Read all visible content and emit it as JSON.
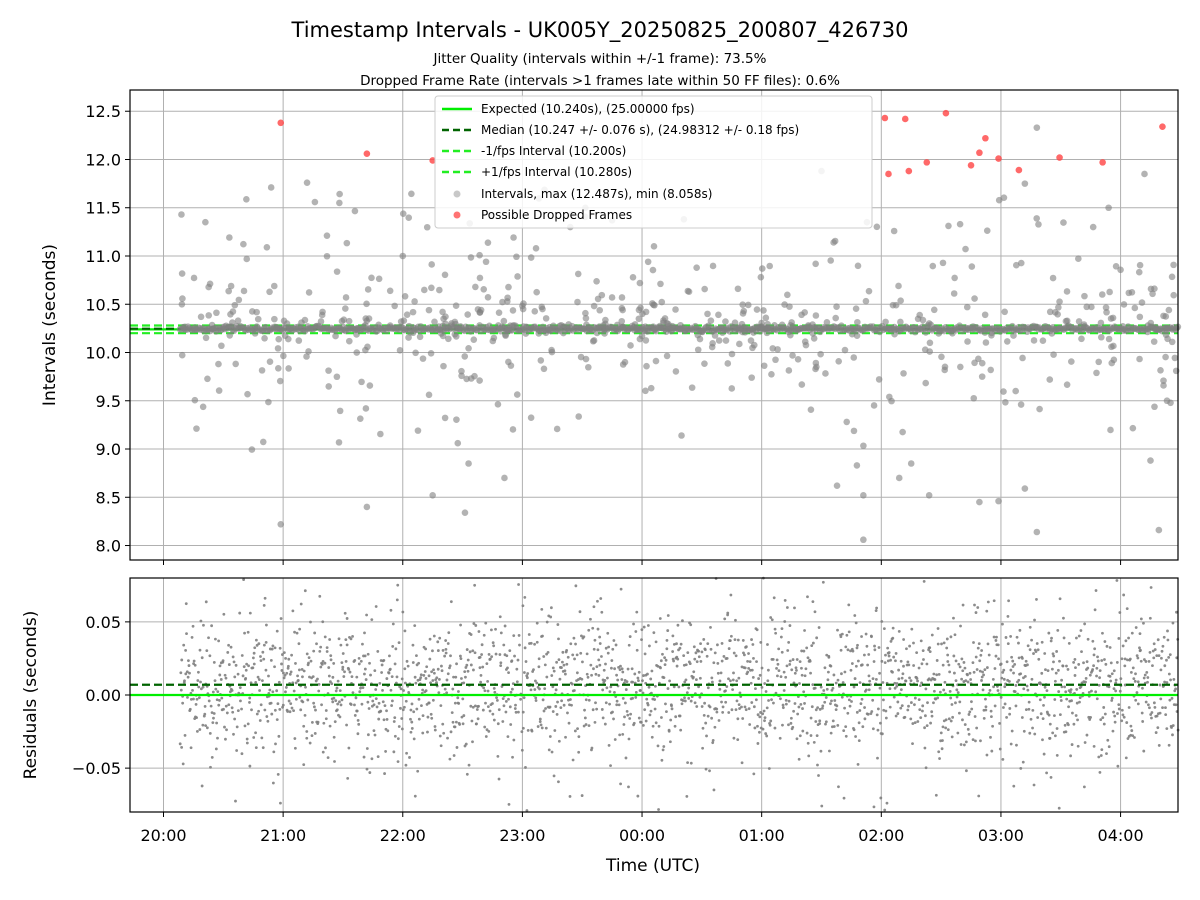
{
  "figure": {
    "title": "Timestamp Intervals - UK005Y_20250825_200807_426730",
    "subtitle_line1": "Jitter Quality (intervals within +/-1 frame): 73.5%",
    "subtitle_line2": "Dropped Frame Rate (intervals >1 frames late within 50 FF files): 0.6%",
    "xlabel": "Time (UTC)"
  },
  "colors": {
    "expected": "#00ee00",
    "median": "#006400",
    "interval_band": "#22ee22",
    "points": "#808080",
    "dropped": "#ff4444",
    "grid": "#b0b0b0"
  },
  "chart_data": [
    {
      "type": "scatter",
      "panel": "top",
      "ylabel": "Intervals (seconds)",
      "x_unit": "hours since 20:00 UTC (ticks labeled as clock time)",
      "xlim": [
        -0.28,
        8.48
      ],
      "ylim": [
        7.85,
        12.72
      ],
      "x_ticks": [
        0,
        1,
        2,
        3,
        4,
        5,
        6,
        7,
        8
      ],
      "x_tick_labels": [
        "20:00",
        "21:00",
        "22:00",
        "23:00",
        "00:00",
        "01:00",
        "02:00",
        "03:00",
        "04:00"
      ],
      "y_ticks": [
        8.0,
        8.5,
        9.0,
        9.5,
        10.0,
        10.5,
        11.0,
        11.5,
        12.0,
        12.5
      ],
      "y_tick_labels": [
        "8.0",
        "8.5",
        "9.0",
        "9.5",
        "10.0",
        "10.5",
        "11.0",
        "11.5",
        "12.0",
        "12.5"
      ],
      "grid": true,
      "legend_position": "top-center",
      "lines": [
        {
          "name": "Expected (10.240s), (25.00000 fps)",
          "y": 10.24,
          "style": "solid",
          "color": "#00ee00"
        },
        {
          "name": "Median (10.247 +/- 0.076 s), (24.98312 +/- 0.18 fps)",
          "y": 10.247,
          "style": "dashed",
          "color": "#006400"
        },
        {
          "name": "-1/fps Interval (10.200s)",
          "y": 10.2,
          "style": "dashed",
          "color": "#22ee22"
        },
        {
          "name": "+1/fps Interval (10.280s)",
          "y": 10.28,
          "style": "dashed",
          "color": "#22ee22"
        }
      ],
      "scatter_legend": "Intervals, max (12.487s), min (8.058s)",
      "dropped_legend": "Possible Dropped Frames",
      "dropped_points": [
        {
          "x": 0.98,
          "y": 12.38
        },
        {
          "x": 1.7,
          "y": 12.06
        },
        {
          "x": 2.25,
          "y": 11.99
        },
        {
          "x": 7.85,
          "y": 11.97
        },
        {
          "x": 6.03,
          "y": 12.43
        },
        {
          "x": 6.2,
          "y": 12.42
        },
        {
          "x": 6.54,
          "y": 12.48
        },
        {
          "x": 6.38,
          "y": 11.97
        },
        {
          "x": 6.23,
          "y": 11.88
        },
        {
          "x": 6.06,
          "y": 11.85
        },
        {
          "x": 6.75,
          "y": 11.94
        },
        {
          "x": 6.82,
          "y": 12.07
        },
        {
          "x": 6.87,
          "y": 12.22
        },
        {
          "x": 6.98,
          "y": 12.01
        },
        {
          "x": 7.15,
          "y": 11.89
        },
        {
          "x": 7.49,
          "y": 12.02
        },
        {
          "x": 8.35,
          "y": 12.34
        }
      ],
      "outlier_points": [
        {
          "x": 0.98,
          "y": 8.22
        },
        {
          "x": 1.7,
          "y": 8.4
        },
        {
          "x": 2.25,
          "y": 8.52
        },
        {
          "x": 2.52,
          "y": 8.34
        },
        {
          "x": 2.55,
          "y": 8.85
        },
        {
          "x": 2.85,
          "y": 8.7
        },
        {
          "x": 3.4,
          "y": 11.3
        },
        {
          "x": 3.75,
          "y": 11.37
        },
        {
          "x": 4.33,
          "y": 9.14
        },
        {
          "x": 4.35,
          "y": 11.38
        },
        {
          "x": 5.63,
          "y": 8.62
        },
        {
          "x": 5.85,
          "y": 8.06
        },
        {
          "x": 5.85,
          "y": 8.52
        },
        {
          "x": 5.88,
          "y": 11.35
        },
        {
          "x": 6.15,
          "y": 8.7
        },
        {
          "x": 6.25,
          "y": 8.85
        },
        {
          "x": 6.4,
          "y": 8.52
        },
        {
          "x": 6.82,
          "y": 8.45
        },
        {
          "x": 6.98,
          "y": 8.46
        },
        {
          "x": 7.3,
          "y": 8.14
        },
        {
          "x": 7.2,
          "y": 8.59
        },
        {
          "x": 8.32,
          "y": 8.16
        },
        {
          "x": 8.25,
          "y": 8.88
        },
        {
          "x": 5.5,
          "y": 11.88
        },
        {
          "x": 0.9,
          "y": 11.71
        },
        {
          "x": 1.2,
          "y": 11.76
        },
        {
          "x": 0.15,
          "y": 11.43
        },
        {
          "x": 0.35,
          "y": 11.35
        },
        {
          "x": 7.2,
          "y": 11.75
        },
        {
          "x": 8.2,
          "y": 11.85
        },
        {
          "x": 7.3,
          "y": 12.33
        },
        {
          "x": 1.47,
          "y": 11.55
        },
        {
          "x": 2.0,
          "y": 11.0
        },
        {
          "x": 4.1,
          "y": 11.1
        },
        {
          "x": 7.9,
          "y": 11.5
        }
      ]
    },
    {
      "type": "scatter",
      "panel": "bottom",
      "ylabel": "Residuals (seconds)",
      "xlim": [
        -0.28,
        8.48
      ],
      "ylim": [
        -0.08,
        0.08
      ],
      "y_ticks": [
        -0.05,
        0.0,
        0.05
      ],
      "y_tick_labels": [
        "−0.05",
        "0.00",
        "0.05"
      ],
      "grid": true,
      "lines": [
        {
          "name": "Expected",
          "y": 0.0,
          "style": "solid",
          "color": "#00ee00"
        },
        {
          "name": "Median",
          "y": 0.007,
          "style": "dashed",
          "color": "#006400"
        }
      ],
      "x_range_points": [
        0.14,
        8.48
      ],
      "residual_center": 0.007,
      "residual_spread": 0.03
    }
  ]
}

-------------------------

Search the entries for the word "within" and gather every line where it appears.

* RESULT OF THE EXERCISE *
    "subtitle_line1": "Jitter Quality (intervals within +/-1 frame): 73.5%",
    "subtitle_line2": "Dropped Frame Rate (intervals >1 frames late within 50 FF files): 0.6%",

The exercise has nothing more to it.